José Higón

Personal information
- Full name: José Marco Higón
- Date of birth: 22 May 1991 (age 35)
- Place of birth: Valencia, Spain
- Height: 1.73 m (5 ft 8 in)
- Position: Winger

Youth career
- 2004–2010: Levante

Senior career*
- Years: Team / Apps / (Gls)
- 2010–2014: Levante B / 116 / (18)
- 2010–2012: Levante / 2 / (0)
- 2014–2015: Doxa / 4 / (0)
- 2015: Alzira / 9 / (2)
- 2015: Paterna / 10 / (1)
- 2015–2016: Torrevieja / 23 / (6)
- 2016–2017: Hospitalet / 33 / (3)
- 2017: Peralada / 0 / (0)
- 2017–2018: Coruxo / 40 / (6)
- 2018–2019: Badajoz / 39 / (6)
- 2019–2020: UCAM Murcia / 15 / (3)
- 2020: Melilla / 6 / (1)
- 2020–2021: Ebro / 1 / (0)
- 2021: El Ejido
- 2022: Bogotá
- 2022-2023: La Unión
- 2023-2024: Kilmore

= José Higón =

Spanish footballer

José Marco Higón (born 22 May 1991) is a Spanish footballer .

==Club career==
Born in Valencia, Higón joined local Levante UD's youth academy in 2004, aged 13. Six years later he was promoted to the reserve team, playing in Tercera División.

[The problem]:
Copy the stretch of the José Higón profile from "- Position: Winger" through "Levante / 2 / (0)" word for word. The lines that come next have nothing to do with the José Higón profile.

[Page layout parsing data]
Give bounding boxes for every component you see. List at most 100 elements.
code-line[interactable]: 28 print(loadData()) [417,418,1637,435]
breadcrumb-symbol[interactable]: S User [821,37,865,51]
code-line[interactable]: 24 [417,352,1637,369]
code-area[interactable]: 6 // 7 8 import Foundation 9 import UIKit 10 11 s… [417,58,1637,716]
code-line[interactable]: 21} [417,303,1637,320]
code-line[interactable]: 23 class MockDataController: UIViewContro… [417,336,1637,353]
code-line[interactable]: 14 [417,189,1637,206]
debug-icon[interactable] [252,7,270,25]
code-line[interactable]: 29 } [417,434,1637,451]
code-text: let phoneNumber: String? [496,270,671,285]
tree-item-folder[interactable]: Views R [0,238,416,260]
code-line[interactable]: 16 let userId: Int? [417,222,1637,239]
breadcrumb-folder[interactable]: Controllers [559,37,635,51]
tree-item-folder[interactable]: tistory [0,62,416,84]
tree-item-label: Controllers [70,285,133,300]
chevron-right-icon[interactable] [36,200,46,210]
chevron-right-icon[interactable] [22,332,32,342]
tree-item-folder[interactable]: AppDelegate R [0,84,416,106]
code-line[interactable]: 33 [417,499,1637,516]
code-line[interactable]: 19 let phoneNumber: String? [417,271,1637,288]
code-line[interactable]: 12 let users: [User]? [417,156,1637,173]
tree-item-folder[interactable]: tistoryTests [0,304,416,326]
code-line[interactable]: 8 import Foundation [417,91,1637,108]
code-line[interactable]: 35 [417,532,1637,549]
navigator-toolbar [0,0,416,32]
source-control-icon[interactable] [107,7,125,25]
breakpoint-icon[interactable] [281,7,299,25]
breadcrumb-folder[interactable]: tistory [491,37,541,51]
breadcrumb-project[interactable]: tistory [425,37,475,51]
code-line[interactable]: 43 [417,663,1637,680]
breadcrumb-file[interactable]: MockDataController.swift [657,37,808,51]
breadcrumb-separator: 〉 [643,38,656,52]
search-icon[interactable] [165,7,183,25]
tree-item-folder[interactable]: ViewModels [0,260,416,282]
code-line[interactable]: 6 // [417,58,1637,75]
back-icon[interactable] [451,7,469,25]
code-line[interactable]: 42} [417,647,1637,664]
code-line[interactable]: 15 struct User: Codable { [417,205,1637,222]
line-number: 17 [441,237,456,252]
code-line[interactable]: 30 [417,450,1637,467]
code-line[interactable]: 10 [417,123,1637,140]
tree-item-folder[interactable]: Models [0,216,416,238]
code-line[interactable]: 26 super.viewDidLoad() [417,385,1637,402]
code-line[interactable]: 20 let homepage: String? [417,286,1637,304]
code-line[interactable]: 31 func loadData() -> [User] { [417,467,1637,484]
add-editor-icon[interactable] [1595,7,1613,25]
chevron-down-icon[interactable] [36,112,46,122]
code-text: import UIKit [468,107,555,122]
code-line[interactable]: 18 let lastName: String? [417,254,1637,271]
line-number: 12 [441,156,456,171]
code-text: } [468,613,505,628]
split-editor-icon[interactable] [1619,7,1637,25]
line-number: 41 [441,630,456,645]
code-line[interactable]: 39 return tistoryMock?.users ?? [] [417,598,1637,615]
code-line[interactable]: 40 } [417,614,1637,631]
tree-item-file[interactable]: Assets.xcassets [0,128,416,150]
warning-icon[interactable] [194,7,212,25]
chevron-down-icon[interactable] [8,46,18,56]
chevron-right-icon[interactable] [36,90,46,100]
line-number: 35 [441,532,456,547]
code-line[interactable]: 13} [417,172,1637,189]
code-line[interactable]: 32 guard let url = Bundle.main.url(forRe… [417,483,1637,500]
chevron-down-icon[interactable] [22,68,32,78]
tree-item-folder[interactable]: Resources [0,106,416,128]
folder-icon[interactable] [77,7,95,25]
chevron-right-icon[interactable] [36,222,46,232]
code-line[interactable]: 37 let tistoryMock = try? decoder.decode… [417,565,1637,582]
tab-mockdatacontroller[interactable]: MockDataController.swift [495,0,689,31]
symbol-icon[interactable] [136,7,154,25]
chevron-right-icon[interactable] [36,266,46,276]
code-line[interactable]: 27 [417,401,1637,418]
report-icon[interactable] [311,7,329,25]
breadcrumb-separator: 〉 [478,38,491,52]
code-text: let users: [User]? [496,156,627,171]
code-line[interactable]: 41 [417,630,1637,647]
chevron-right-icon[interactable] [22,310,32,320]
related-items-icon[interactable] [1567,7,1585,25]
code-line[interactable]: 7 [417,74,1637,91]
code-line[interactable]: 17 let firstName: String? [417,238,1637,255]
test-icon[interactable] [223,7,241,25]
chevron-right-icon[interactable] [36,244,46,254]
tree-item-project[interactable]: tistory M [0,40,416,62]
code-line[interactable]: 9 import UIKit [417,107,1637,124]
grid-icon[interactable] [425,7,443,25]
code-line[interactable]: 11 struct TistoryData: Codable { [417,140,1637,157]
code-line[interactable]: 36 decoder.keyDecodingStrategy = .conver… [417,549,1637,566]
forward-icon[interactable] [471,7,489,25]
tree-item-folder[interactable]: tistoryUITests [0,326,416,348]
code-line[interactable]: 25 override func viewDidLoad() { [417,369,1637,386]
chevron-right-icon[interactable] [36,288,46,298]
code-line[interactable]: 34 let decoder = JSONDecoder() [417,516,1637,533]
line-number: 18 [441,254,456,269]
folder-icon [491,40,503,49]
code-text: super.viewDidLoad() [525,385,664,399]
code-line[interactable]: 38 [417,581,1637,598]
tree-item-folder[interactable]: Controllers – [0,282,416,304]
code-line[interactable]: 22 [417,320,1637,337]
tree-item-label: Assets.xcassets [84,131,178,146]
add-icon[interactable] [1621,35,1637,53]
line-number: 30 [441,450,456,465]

[Result of this exercise]:
- Position: Winger

Youth career
- 2004–2010: Levante

Senior career*
- Years: Team / Apps / (Gls)
- 2010–2014: Levante B / 116 / (18)
- 2010–2012: Levante / 2 / (0)